-- START OF DATASET RECORDS --

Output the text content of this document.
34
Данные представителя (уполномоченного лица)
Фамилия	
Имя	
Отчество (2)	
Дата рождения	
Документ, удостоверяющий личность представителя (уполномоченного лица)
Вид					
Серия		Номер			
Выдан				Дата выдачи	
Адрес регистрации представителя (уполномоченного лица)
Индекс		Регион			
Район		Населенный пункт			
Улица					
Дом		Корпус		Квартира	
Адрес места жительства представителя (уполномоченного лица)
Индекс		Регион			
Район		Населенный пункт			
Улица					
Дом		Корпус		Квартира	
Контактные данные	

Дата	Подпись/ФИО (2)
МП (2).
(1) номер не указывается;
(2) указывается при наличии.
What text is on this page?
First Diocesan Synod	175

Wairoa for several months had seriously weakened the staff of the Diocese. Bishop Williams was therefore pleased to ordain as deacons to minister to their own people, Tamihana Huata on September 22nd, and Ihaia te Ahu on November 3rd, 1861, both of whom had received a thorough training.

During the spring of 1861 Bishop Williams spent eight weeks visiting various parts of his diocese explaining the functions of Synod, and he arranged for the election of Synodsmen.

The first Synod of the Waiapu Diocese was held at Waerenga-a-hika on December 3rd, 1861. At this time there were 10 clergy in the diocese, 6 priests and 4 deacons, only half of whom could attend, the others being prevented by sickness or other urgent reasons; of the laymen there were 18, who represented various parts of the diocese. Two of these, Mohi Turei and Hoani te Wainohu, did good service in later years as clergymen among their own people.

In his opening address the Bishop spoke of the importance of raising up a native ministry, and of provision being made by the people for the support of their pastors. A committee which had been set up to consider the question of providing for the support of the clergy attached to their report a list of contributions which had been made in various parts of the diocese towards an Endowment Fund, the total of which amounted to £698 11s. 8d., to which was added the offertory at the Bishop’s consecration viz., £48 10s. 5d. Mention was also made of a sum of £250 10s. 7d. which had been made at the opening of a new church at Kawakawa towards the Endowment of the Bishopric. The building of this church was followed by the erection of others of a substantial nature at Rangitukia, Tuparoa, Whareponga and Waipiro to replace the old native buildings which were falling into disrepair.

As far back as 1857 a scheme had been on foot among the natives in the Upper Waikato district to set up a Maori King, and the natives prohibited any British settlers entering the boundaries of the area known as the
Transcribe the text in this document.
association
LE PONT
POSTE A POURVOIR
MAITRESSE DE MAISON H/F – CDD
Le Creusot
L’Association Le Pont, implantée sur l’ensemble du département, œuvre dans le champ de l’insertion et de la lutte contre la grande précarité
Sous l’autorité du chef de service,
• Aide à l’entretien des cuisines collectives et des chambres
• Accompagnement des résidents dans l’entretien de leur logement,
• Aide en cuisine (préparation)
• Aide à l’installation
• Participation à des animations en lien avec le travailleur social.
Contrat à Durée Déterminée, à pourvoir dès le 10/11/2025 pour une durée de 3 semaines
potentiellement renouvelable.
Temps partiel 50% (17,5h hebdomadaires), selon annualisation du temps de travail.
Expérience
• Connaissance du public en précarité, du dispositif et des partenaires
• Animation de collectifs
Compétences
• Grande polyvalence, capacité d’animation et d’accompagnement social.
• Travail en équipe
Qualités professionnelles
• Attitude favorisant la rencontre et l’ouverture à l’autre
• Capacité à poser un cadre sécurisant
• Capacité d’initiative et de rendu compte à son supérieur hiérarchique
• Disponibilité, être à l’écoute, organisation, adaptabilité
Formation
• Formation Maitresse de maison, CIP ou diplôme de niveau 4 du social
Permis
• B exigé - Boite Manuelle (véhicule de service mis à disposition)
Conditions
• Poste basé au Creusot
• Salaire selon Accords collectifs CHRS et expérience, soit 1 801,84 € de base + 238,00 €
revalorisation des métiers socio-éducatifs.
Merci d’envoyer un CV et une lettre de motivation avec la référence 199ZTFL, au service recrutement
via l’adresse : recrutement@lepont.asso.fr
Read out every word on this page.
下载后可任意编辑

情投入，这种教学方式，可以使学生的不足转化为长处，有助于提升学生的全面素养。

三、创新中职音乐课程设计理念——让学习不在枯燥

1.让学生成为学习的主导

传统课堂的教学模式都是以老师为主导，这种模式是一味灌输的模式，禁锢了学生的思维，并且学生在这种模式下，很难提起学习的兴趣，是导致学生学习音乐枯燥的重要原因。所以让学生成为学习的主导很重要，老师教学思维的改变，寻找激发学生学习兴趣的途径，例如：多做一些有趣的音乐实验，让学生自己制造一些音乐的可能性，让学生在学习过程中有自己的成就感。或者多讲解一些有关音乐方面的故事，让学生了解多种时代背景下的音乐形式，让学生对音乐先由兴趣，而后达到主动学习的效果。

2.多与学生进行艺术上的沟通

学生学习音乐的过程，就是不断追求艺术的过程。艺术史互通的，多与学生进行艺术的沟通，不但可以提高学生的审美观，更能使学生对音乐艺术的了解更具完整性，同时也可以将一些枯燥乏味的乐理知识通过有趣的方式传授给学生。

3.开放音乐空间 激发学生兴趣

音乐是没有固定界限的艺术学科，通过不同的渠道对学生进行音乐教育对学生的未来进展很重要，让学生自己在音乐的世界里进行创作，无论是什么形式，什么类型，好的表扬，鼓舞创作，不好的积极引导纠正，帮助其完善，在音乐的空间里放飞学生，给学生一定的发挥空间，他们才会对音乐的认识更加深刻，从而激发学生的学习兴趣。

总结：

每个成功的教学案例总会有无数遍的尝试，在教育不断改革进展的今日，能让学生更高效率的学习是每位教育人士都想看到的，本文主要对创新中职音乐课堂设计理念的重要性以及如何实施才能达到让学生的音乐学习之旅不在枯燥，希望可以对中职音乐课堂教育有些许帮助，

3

-- END OF DATASET RECORDS --

**STATED TASK**. Return each entry from above without altering a single character.

**EXERCISE ANSWER**.
Output the text content of this document.
34
Данные представителя (уполномоченного лица)
Фамилия	
Имя	
Отчество (2)	
Дата рождения	
Документ, удостоверяющий личность представителя (уполномоченного лица)
Вид					
Серия		Номер			
Выдан				Дата выдачи	
Адрес регистрации представителя (уполномоченного лица)
Индекс		Регион			
Район		Населенный пункт			
Улица					
Дом		Корпус		Квартира	
Адрес места жительства представителя (уполномоченного лица)
Индекс		Регион			
Район		Населенный пункт			
Улица					
Дом		Корпус		Квартира	
Контактные данные	

Дата	Подпись/ФИО (2)
МП (2).
(1) номер не указывается;
(2) указывается при наличии.
What text is on this page?
First Diocesan Synod	175

Wairoa for several months had seriously weakened the staff of the Diocese. Bishop Williams was therefore pleased to ordain as deacons to minister to their own people, Tamihana Huata on September 22nd, and Ihaia te Ahu on November 3rd, 1861, both of whom had received a thorough training.

During the spring of 1861 Bishop Williams spent eight weeks visiting various parts of his diocese explaining the functions of Synod, and he arranged for the election of Synodsmen.

The first Synod of the Waiapu Diocese was held at Waerenga-a-hika on December 3rd, 1861. At this time there were 10 clergy in the diocese, 6 priests and 4 deacons, only half of whom could attend, the others being prevented by sickness or other urgent reasons; of the laymen there were 18, who represented various parts of the diocese. Two of these, Mohi Turei and Hoani te Wainohu, did good service in later years as clergymen among their own people.

In his opening address the Bishop spoke of the importance of raising up a native ministry, and of provision being made by the people for the support of their pastors. A committee which had been set up to consider the question of providing for the support of the clergy attached to their report a list of contributions which had been made in various parts of the diocese towards an Endowment Fund, the total of which amounted to £698 11s. 8d., to which was added the offertory at the Bishop’s consecration viz., £48 10s. 5d. Mention was also made of a sum of £250 10s. 7d. which had been made at the opening of a new church at Kawakawa towards the Endowment of the Bishopric. The building of this church was followed by the erection of others of a substantial nature at Rangitukia, Tuparoa, Whareponga and Waipiro to replace the old native buildings which were falling into disrepair.

As far back as 1857 a scheme had been on foot among the natives in the Upper Waikato district to set up a Maori King, and the natives prohibited any British settlers entering the boundaries of the area known as the
Transcribe the text in this document.
association
LE PONT
POSTE A POURVOIR
MAITRESSE DE MAISON H/F – CDD
Le Creusot
L’Association Le Pont, implantée sur l’ensemble du département, œuvre dans le champ de l’insertion et de la lutte contre la grande précarité
Sous l’autorité du chef de service,
• Aide à l’entretien des cuisines collectives et des chambres
• Accompagnement des résidents dans l’entretien de leur logement,
• Aide en cuisine (préparation)
• Aide à l’installation
• Participation à des animations en lien avec le travailleur social.
Contrat à Durée Déterminée, à pourvoir dès le 10/11/2025 pour une durée de 3 semaines
potentiellement renouvelable.
Temps partiel 50% (17,5h hebdomadaires), selon annualisation du temps de travail.
Expérience
• Connaissance du public en précarité, du dispositif et des partenaires
• Animation de collectifs
Compétences
• Grande polyvalence, capacité d’animation et d’accompagnement social.
• Travail en équipe
Qualités professionnelles
• Attitude favorisant la rencontre et l’ouverture à l’autre
• Capacité à poser un cadre sécurisant
• Capacité d’initiative et de rendu compte à son supérieur hiérarchique
• Disponibilité, être à l’écoute, organisation, adaptabilité
Formation
• Formation Maitresse de maison, CIP ou diplôme de niveau 4 du social
Permis
• B exigé - Boite Manuelle (véhicule de service mis à disposition)
Conditions
• Poste basé au Creusot
• Salaire selon Accords collectifs CHRS et expérience, soit 1 801,84 € de base + 238,00 €
revalorisation des métiers socio-éducatifs.
Merci d’envoyer un CV et une lettre de motivation avec la référence 199ZTFL, au service recrutement
via l’adresse : recrutement@lepont.asso.fr
Read out every word on this page.
下载后可任意编辑

情投入，这种教学方式，可以使学生的不足转化为长处，有助于提升学生的全面素养。

三、创新中职音乐课程设计理念——让学习不在枯燥

1.让学生成为学习的主导

传统课堂的教学模式都是以老师为主导，这种模式是一味灌输的模式，禁锢了学生的思维，并且学生在这种模式下，很难提起学习的兴趣，是导致学生学习音乐枯燥的重要原因。所以让学生成为学习的主导很重要，老师教学思维的改变，寻找激发学生学习兴趣的途径，例如：多做一些有趣的音乐实验，让学生自己制造一些音乐的可能性，让学生在学习过程中有自己的成就感。或者多讲解一些有关音乐方面的故事，让学生了解多种时代背景下的音乐形式，让学生对音乐先由兴趣，而后达到主动学习的效果。

2.多与学生进行艺术上的沟通

学生学习音乐的过程，就是不断追求艺术的过程。艺术史互通的，多与学生进行艺术的沟通，不但可以提高学生的审美观，更能使学生对音乐艺术的了解更具完整性，同时也可以将一些枯燥乏味的乐理知识通过有趣的方式传授给学生。

3.开放音乐空间 激发学生兴趣

音乐是没有固定界限的艺术学科，通过不同的渠道对学生进行音乐教育对学生的未来进展很重要，让学生自己在音乐的世界里进行创作，无论是什么形式，什么类型，好的表扬，鼓舞创作，不好的积极引导纠正，帮助其完善，在音乐的空间里放飞学生，给学生一定的发挥空间，他们才会对音乐的认识更加深刻，从而激发学生的学习兴趣。

总结：

每个成功的教学案例总会有无数遍的尝试，在教育不断改革进展的今日，能让学生更高效率的学习是每位教育人士都想看到的，本文主要对创新中职音乐课堂设计理念的重要性以及如何实施才能达到让学生的音乐学习之旅不在枯燥，希望可以对中职音乐课堂教育有些许帮助，

3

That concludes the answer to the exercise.